▼

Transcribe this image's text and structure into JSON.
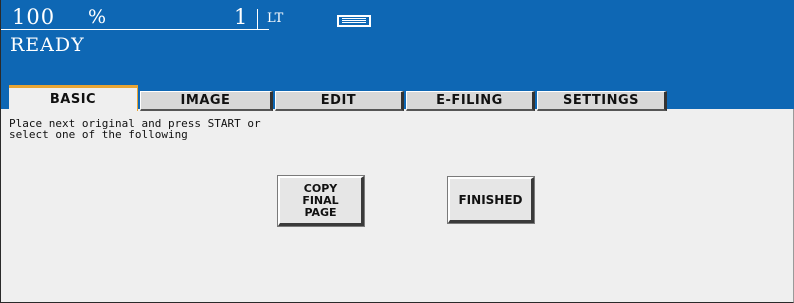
{
  "status_bar": {
    "zoom_value": "100",
    "zoom_unit": "%",
    "copy_quantity": "1",
    "paper_size": "LT",
    "paper_icon": "paper-tray-icon",
    "status": "READY"
  },
  "tabs": [
    {
      "label": "BASIC",
      "active": true
    },
    {
      "label": "IMAGE",
      "active": false
    },
    {
      "label": "EDIT",
      "active": false
    },
    {
      "label": "E-FILING",
      "active": false
    },
    {
      "label": "SETTINGS",
      "active": false
    }
  ],
  "message": {
    "line1": "Place next original and press START or",
    "line2": "select one of the following"
  },
  "buttons": {
    "copy_final_page": [
      "COPY",
      "FINAL",
      "PAGE"
    ],
    "finished": "FINISHED"
  },
  "colors": {
    "header_blue": "#0e67b4",
    "active_tab_accent": "#e8a534",
    "panel_bg": "#efefef"
  }
}
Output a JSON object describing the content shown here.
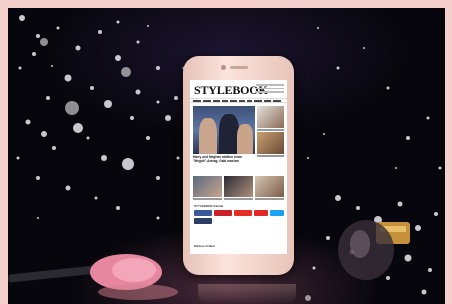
{
  "scene": {
    "description_colors": {
      "background": "#07060c",
      "frame": "#f4cfcb",
      "phone_body": "#f6d6cc"
    }
  },
  "site": {
    "title": "STYLEBOOK",
    "hero_caption": "Harry und Meghan stellten einen \"Megxit\"-Antrag. Gabi machen",
    "section_label": "STYLEBOOK Kanäle",
    "bottom_label": "Weitere Artikel"
  }
}
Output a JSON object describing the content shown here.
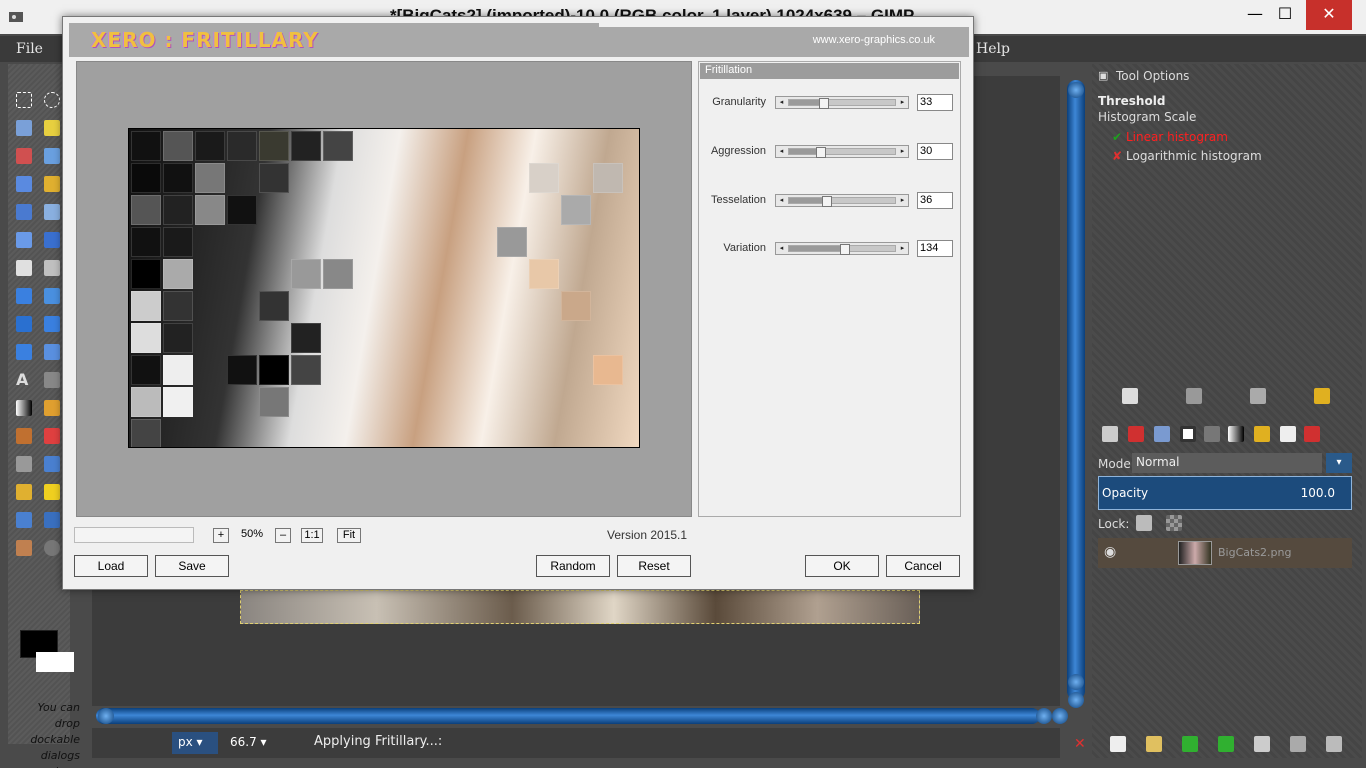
{
  "window": {
    "title": "*[BigCats2] (imported)-10.0 (RGB color, 1 layer) 1024x639 – GIMP",
    "minimize": "—",
    "maximize": "☐",
    "close": "✕"
  },
  "menubar": {
    "file": "File",
    "help": "Help"
  },
  "dropnote": "You can drop dockable dialogs here",
  "statusbar": {
    "unit": "px",
    "zoom": "66.7",
    "message": "Applying Fritillary...:"
  },
  "dock": {
    "title": "Tool Options",
    "tool_name": "Threshold",
    "histogram_scale": "Histogram Scale",
    "linear": "Linear histogram",
    "logarithmic": "Logarithmic histogram",
    "mode_label": "Mode:",
    "mode_value": "Normal",
    "opacity_label": "Opacity",
    "opacity_value": "100.0",
    "lock_label": "Lock:",
    "layer_name": "BigCats2.png",
    "colors": {
      "linear": "#ff2020",
      "check": "#1fa01f",
      "cross": "#e03030"
    }
  },
  "dialog": {
    "logo": "XERO : FRITILLARY",
    "url": "www.xero-graphics.co.uk",
    "panel_title": "Fritillation",
    "params": [
      {
        "label": "Granularity",
        "value": "33"
      },
      {
        "label": "Aggression",
        "value": "30"
      },
      {
        "label": "Tesselation",
        "value": "36"
      },
      {
        "label": "Variation",
        "value": "134"
      }
    ],
    "zoom_in": "+",
    "zoom_value": "50%",
    "zoom_out": "–",
    "zoom_1to1": "1:1",
    "zoom_fit": "Fit",
    "version": "Version 2015.1",
    "load": "Load",
    "save": "Save",
    "random": "Random",
    "reset": "Reset",
    "ok": "OK",
    "cancel": "Cancel"
  }
}
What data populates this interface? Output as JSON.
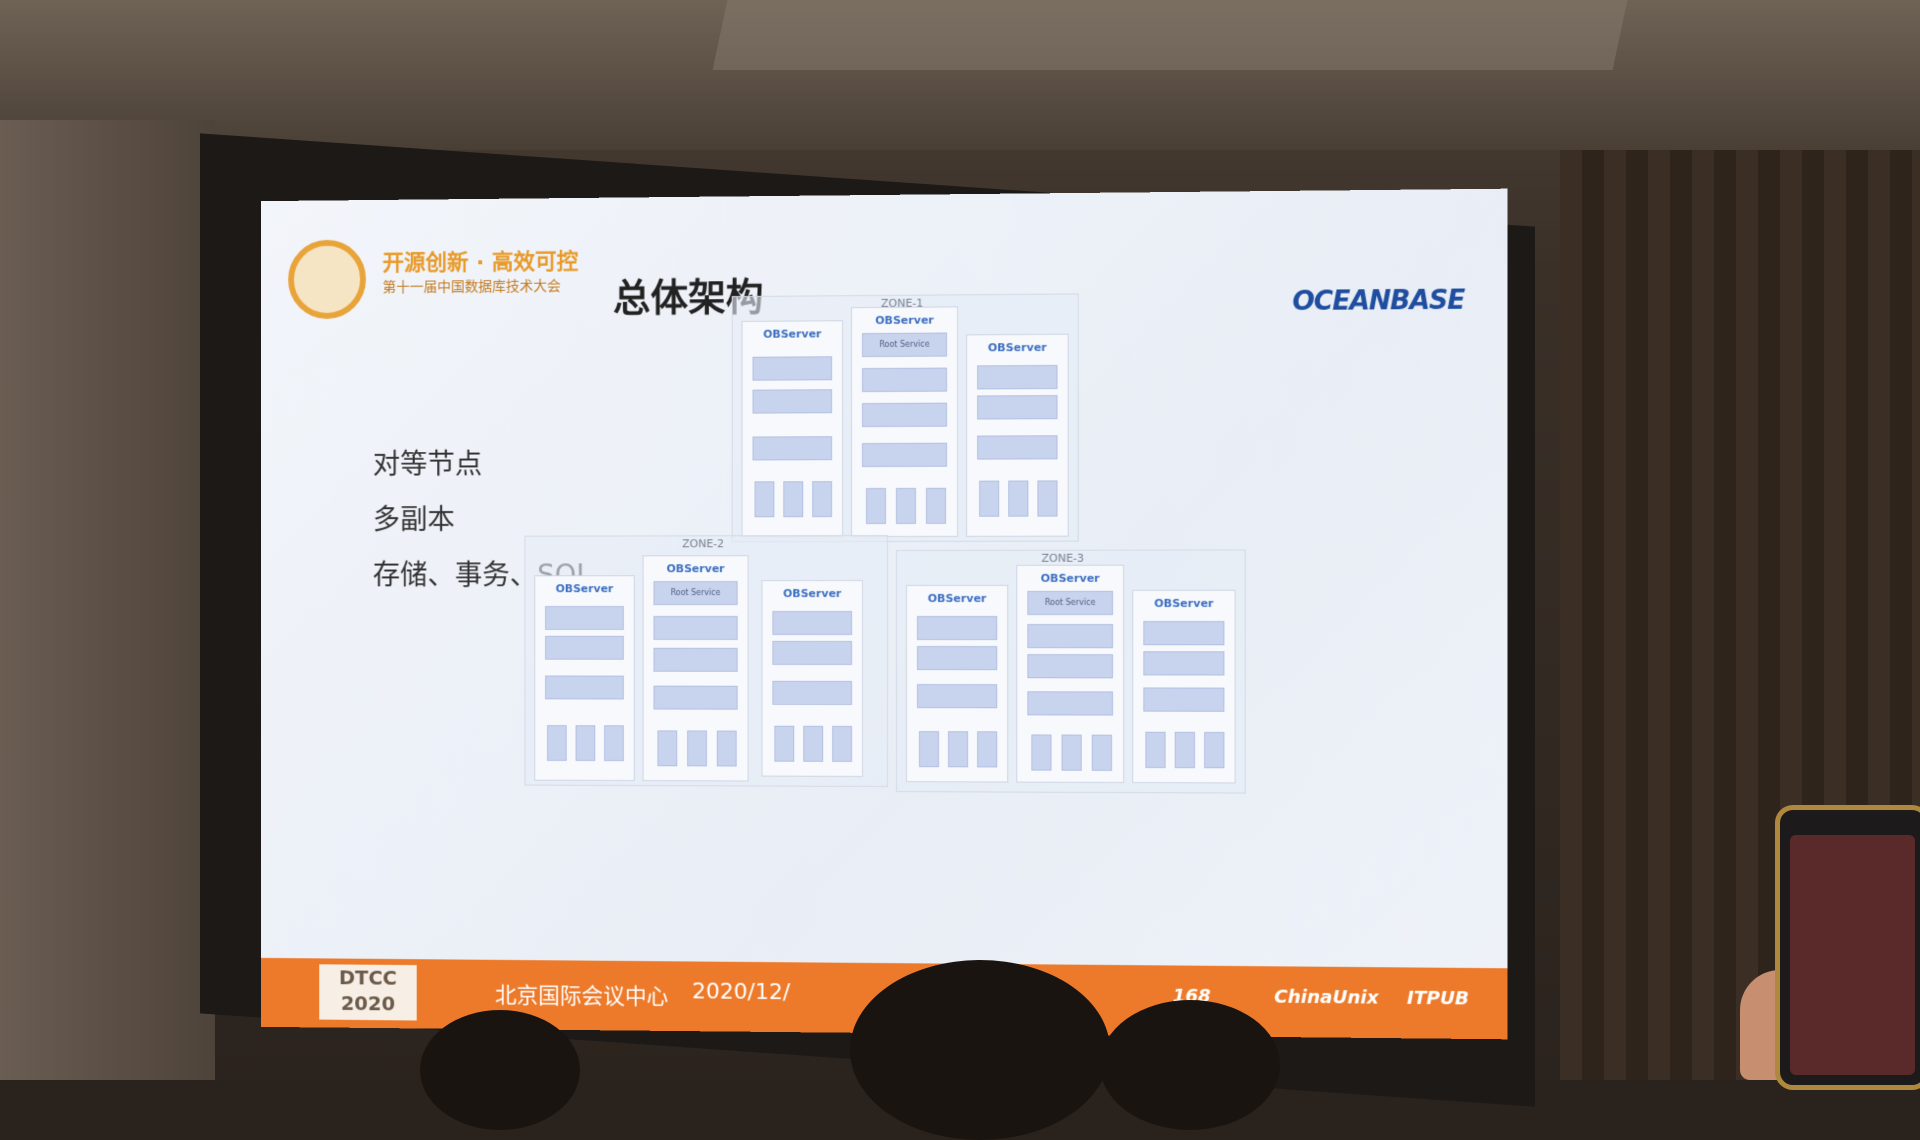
{
  "slide": {
    "conference_logo_line1": "开源创新 · 高效可控",
    "conference_logo_line2": "第十一届中国数据库技术大会",
    "title": "总体架构",
    "brand": "OCEANBASE",
    "bullets": [
      "对等节点",
      "多副本",
      "存储、事务、SQL"
    ],
    "zones": [
      {
        "label": "ZONE-1"
      },
      {
        "label": "ZONE-2"
      },
      {
        "label": "ZONE-3"
      }
    ],
    "observer_label": "OBServer",
    "root_service_label": "Root Service",
    "footer": {
      "logo_line1": "DTCC",
      "logo_line2": "2020",
      "venue": "北京国际会议中心",
      "date": "2020/12/",
      "sponsors": [
        "168",
        "ChinaUnix",
        "ITPUB"
      ]
    }
  }
}
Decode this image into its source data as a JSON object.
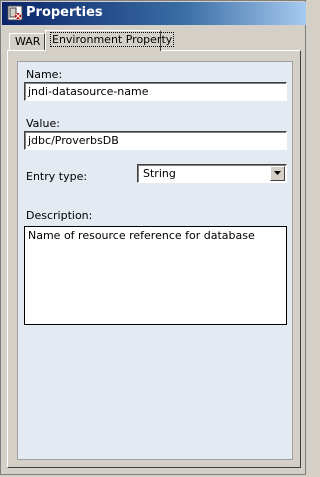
{
  "window": {
    "title": "Properties",
    "icon": "properties-app-icon"
  },
  "tabs": [
    {
      "label": "WAR",
      "active": false
    },
    {
      "label": "Environment Property",
      "active": true
    }
  ],
  "form": {
    "name_label": "Name:",
    "name_value": "jndi-datasource-name",
    "value_label": "Value:",
    "value_value": "jdbc/ProverbsDB",
    "entry_type_label": "Entry type:",
    "entry_type_value": "String",
    "description_label": "Description:",
    "description_value": "Name of resource reference for database"
  },
  "colors": {
    "title_start": "#0a246a",
    "title_end": "#a6caf0",
    "panel_bg": "#e4eaf2",
    "window_bg": "#d4d0c8"
  }
}
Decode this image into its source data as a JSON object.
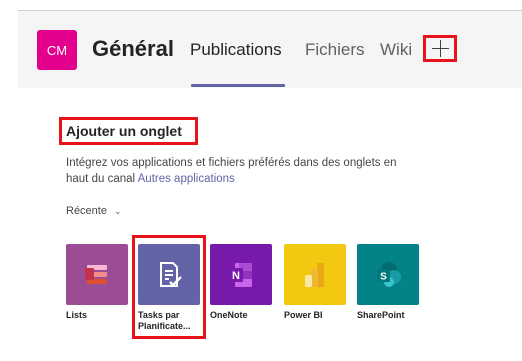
{
  "header": {
    "avatar_initials": "CM",
    "team_name": "Général",
    "tabs": [
      {
        "label": "Publications",
        "active": true
      },
      {
        "label": "Fichiers",
        "active": false
      },
      {
        "label": "Wiki",
        "active": false
      }
    ],
    "add_tab_icon": "plus-icon"
  },
  "dialog": {
    "title": "Ajouter un onglet",
    "description": "Intégrez vos applications et fichiers préférés dans des onglets en haut du canal",
    "more_apps_link": "Autres applications",
    "filter_label": "Récente",
    "filter_icon": "chevron-down-icon"
  },
  "apps": [
    {
      "label": "Lists",
      "icon": "lists-icon",
      "color": "#9a4c95"
    },
    {
      "label": "Tasks par Planificate...",
      "icon": "tasks-icon",
      "color": "#6264a7"
    },
    {
      "label": "OneNote",
      "icon": "onenote-icon",
      "color": "#7719aa"
    },
    {
      "label": "Power BI",
      "icon": "powerbi-icon",
      "color": "#f2c811"
    },
    {
      "label": "SharePoint",
      "icon": "sharepoint-icon",
      "color": "#038387"
    }
  ],
  "colors": {
    "accent": "#6264a7",
    "highlight": "#e8141b",
    "avatar": "#e3008c"
  }
}
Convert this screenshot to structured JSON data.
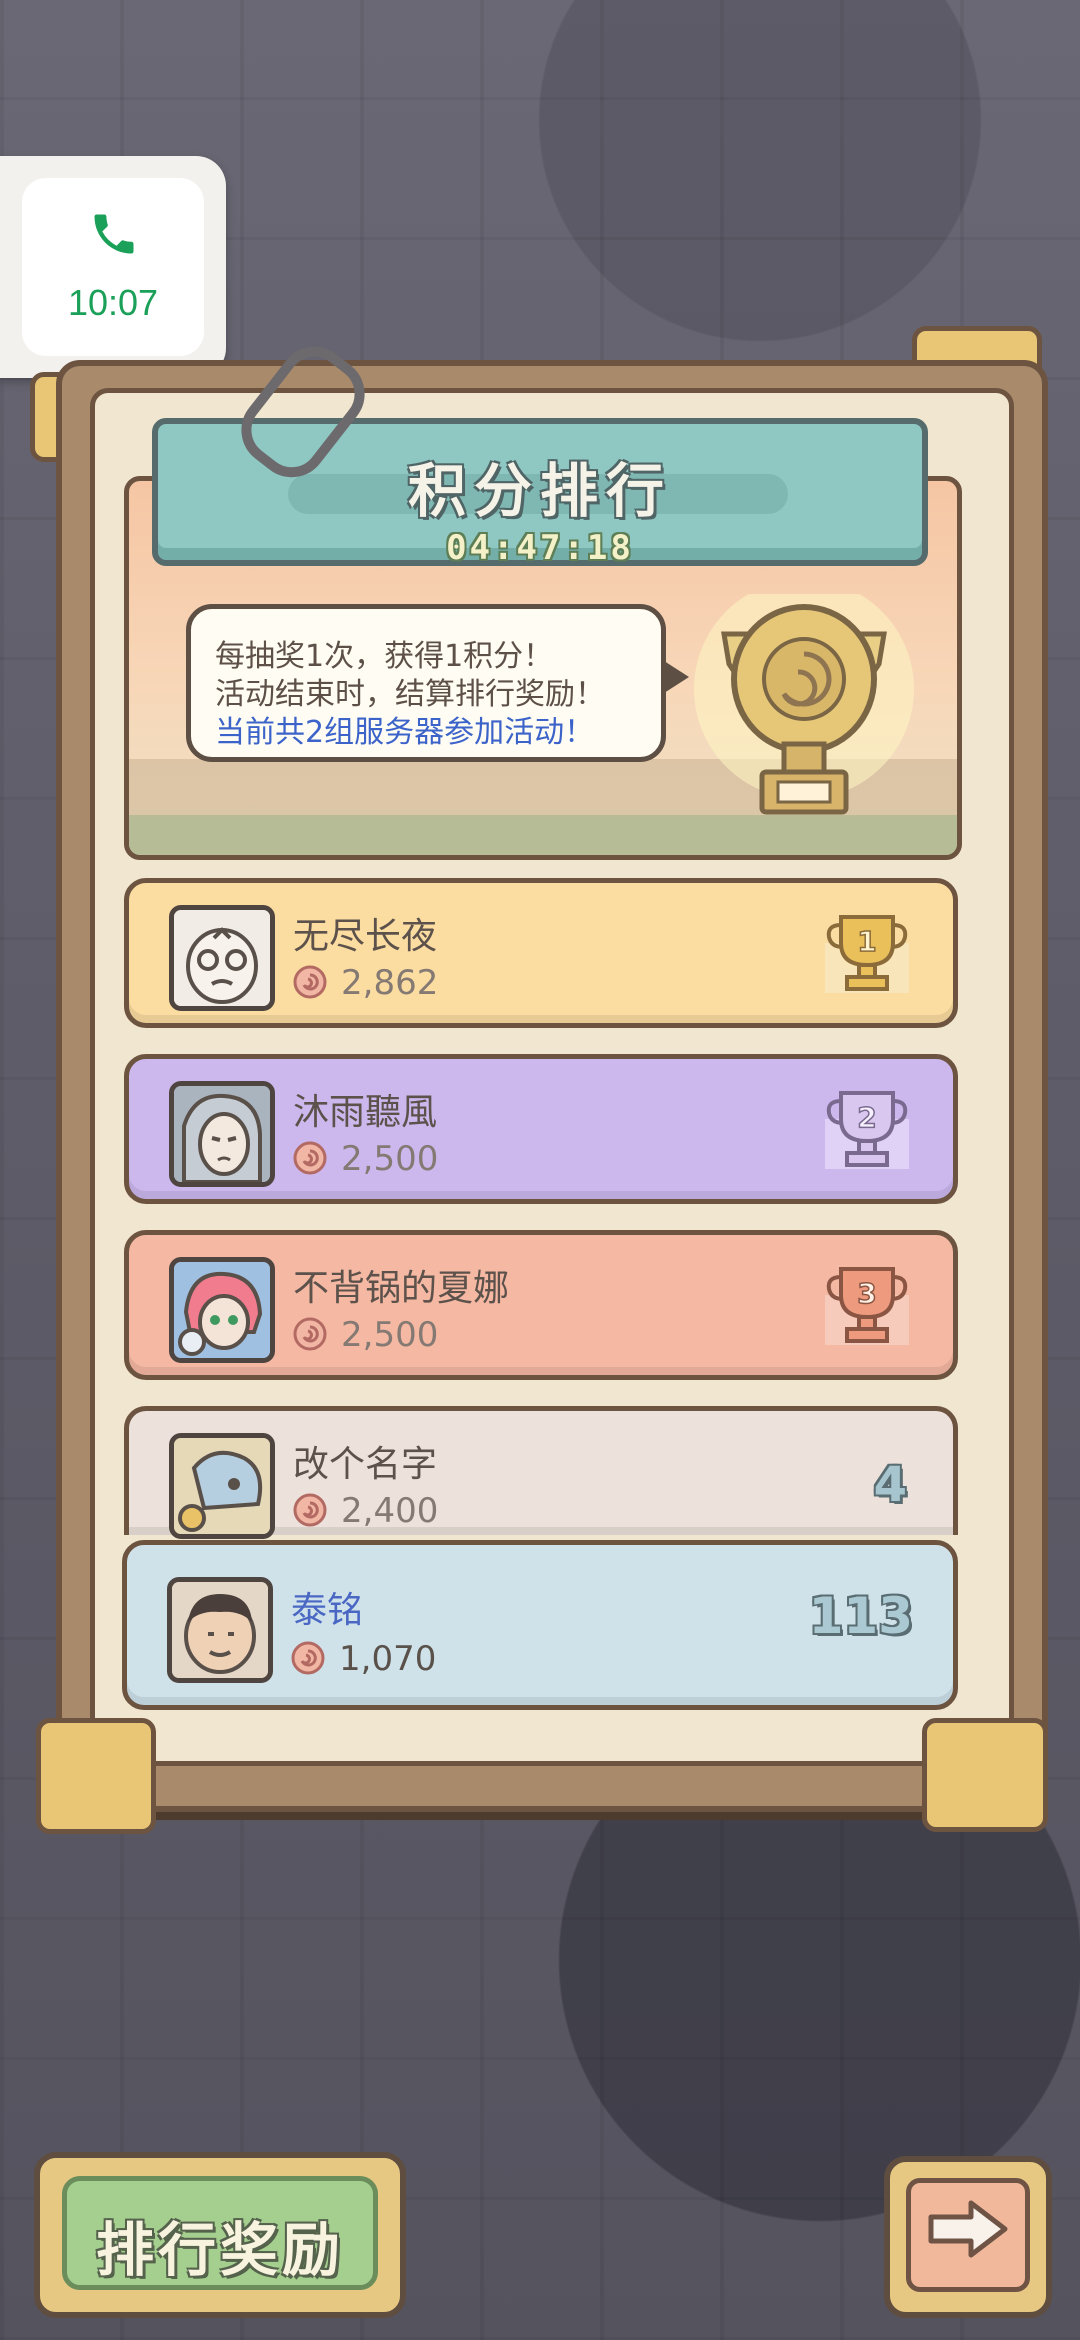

▲

◆ **WORK INSTRUCTIONS**: Without including any pictures, print all of the material exactly as given.

◆ **RESULT OF THIS TASK**:
Transcribe this image's text and structure into JSON.
{
  "status_bar": {
    "zoom_value": "100",
    "zoom_unit": "%",
    "copy_quantity": "1",
    "paper_size": "LT",
    "paper_icon": "paper-tray-icon",
    "status": "READY"
  },
  "tabs": [
    {
      "label": "BASIC",
      "active": true
    },
    {
      "label": "IMAGE",
      "active": false
    },
    {
      "label": "EDIT",
      "active": false
    },
    {
      "label": "E-FILING",
      "active": false
    },
    {
      "label": "SETTINGS",
      "active": false
    }
  ],
  "message": {
    "line1": "Place next original and press START or",
    "line2": "select one of the following"
  },
  "buttons": {
    "copy_final_page": [
      "COPY",
      "FINAL",
      "PAGE"
    ],
    "finished": "FINISHED"
  },
  "colors": {
    "header_blue": "#0e67b4",
    "active_tab_accent": "#e8a534",
    "panel_bg": "#efefef"
  }
}
Output a JSON object describing the content shown here.
{
  "scene": {
    "description_colors": {
      "background": "#07060c",
      "frame": "#f4cfcb",
      "phone_body": "#f6d6cc"
    }
  },
  "site": {
    "title": "STYLEBOOK",
    "hero_caption": "Harry und Meghan stellten einen \"Megxit\"-Antrag. Gabi machen",
    "section_label": "STYLEBOOK Kanäle",
    "bottom_label": "Weitere Artikel"
  }
}
Output a JSON object describing the content shown here.
{
  "window": {
    "title": "*[BigCats2] (imported)-10.0 (RGB color, 1 layer) 1024x639 – GIMP",
    "minimize": "—",
    "maximize": "☐",
    "close": "✕"
  },
  "menubar": {
    "file": "File",
    "help": "Help"
  },
  "dropnote": "You can drop dockable dialogs here",
  "statusbar": {
    "unit": "px",
    "zoom": "66.7",
    "message": "Applying Fritillary...:"
  },
  "dock": {
    "title": "Tool Options",
    "tool_name": "Threshold",
    "histogram_scale": "Histogram Scale",
    "linear": "Linear histogram",
    "logarithmic": "Logarithmic histogram",
    "mode_label": "Mode:",
    "mode_value": "Normal",
    "opacity_label": "Opacity",
    "opacity_value": "100.0",
    "lock_label": "Lock:",
    "layer_name": "BigCats2.png",
    "colors": {
      "linear": "#ff2020",
      "check": "#1fa01f",
      "cross": "#e03030"
    }
  },
  "dialog": {
    "logo": "XERO : FRITILLARY",
    "url": "www.xero-graphics.co.uk",
    "panel_title": "Fritillation",
    "params": [
      {
        "label": "Granularity",
        "value": "33"
      },
      {
        "label": "Aggression",
        "value": "30"
      },
      {
        "label": "Tesselation",
        "value": "36"
      },
      {
        "label": "Variation",
        "value": "134"
      }
    ],
    "zoom_in": "+",
    "zoom_value": "50%",
    "zoom_out": "–",
    "zoom_1to1": "1:1",
    "zoom_fit": "Fit",
    "version": "Version 2015.1",
    "load": "Load",
    "save": "Save",
    "random": "Random",
    "reset": "Reset",
    "ok": "OK",
    "cancel": "Cancel"
  }
}
What data populates this interface? Output as JSON.
{
  "slide": {
    "conference_logo_line1": "开源创新 · 高效可控",
    "conference_logo_line2": "第十一届中国数据库技术大会",
    "title": "总体架构",
    "brand": "OCEANBASE",
    "bullets": [
      "对等节点",
      "多副本",
      "存储、事务、SQL"
    ],
    "zones": [
      {
        "label": "ZONE-1"
      },
      {
        "label": "ZONE-2"
      },
      {
        "label": "ZONE-3"
      }
    ],
    "observer_label": "OBServer",
    "root_service_label": "Root Service",
    "footer": {
      "logo_line1": "DTCC",
      "logo_line2": "2020",
      "venue": "北京国际会议中心",
      "date": "2020/12/",
      "sponsors": [
        "168",
        "ChinaUnix",
        "ITPUB"
      ]
    }
  }
}
Decode this image into its source data as a JSON object.
{
  "window": {
    "title": "Properties",
    "icon": "properties-app-icon"
  },
  "tabs": [
    {
      "label": "WAR",
      "active": false
    },
    {
      "label": "Environment Property",
      "active": true
    }
  ],
  "form": {
    "name_label": "Name:",
    "name_value": "jndi-datasource-name",
    "value_label": "Value:",
    "value_value": "jdbc/ProverbsDB",
    "entry_type_label": "Entry type:",
    "entry_type_value": "String",
    "description_label": "Description:",
    "description_value": "Name of resource reference for database"
  },
  "colors": {
    "title_start": "#0a246a",
    "title_end": "#a6caf0",
    "panel_bg": "#e4eaf2",
    "window_bg": "#d4d0c8"
  }
}
Decode this image into its source data as a JSON object.
{
  "header": {
    "avatar_initials": "CM",
    "team_name": "Général",
    "tabs": [
      {
        "label": "Publications",
        "active": true
      },
      {
        "label": "Fichiers",
        "active": false
      },
      {
        "label": "Wiki",
        "active": false
      }
    ],
    "add_tab_icon": "plus-icon"
  },
  "dialog": {
    "title": "Ajouter un onglet",
    "description": "Intégrez vos applications et fichiers préférés dans des onglets en haut du canal",
    "more_apps_link": "Autres applications",
    "filter_label": "Récente",
    "filter_icon": "chevron-down-icon"
  },
  "apps": [
    {
      "label": "Lists",
      "icon": "lists-icon",
      "color": "#9a4c95"
    },
    {
      "label": "Tasks par Planificate...",
      "icon": "tasks-icon",
      "color": "#6264a7"
    },
    {
      "label": "OneNote",
      "icon": "onenote-icon",
      "color": "#7719aa"
    },
    {
      "label": "Power BI",
      "icon": "powerbi-icon",
      "color": "#f2c811"
    },
    {
      "label": "SharePoint",
      "icon": "sharepoint-icon",
      "color": "#038387"
    }
  ],
  "colors": {
    "accent": "#6264a7",
    "highlight": "#e8141b",
    "avatar": "#e3008c"
  }
}
Convert this screenshot to structured JSON data.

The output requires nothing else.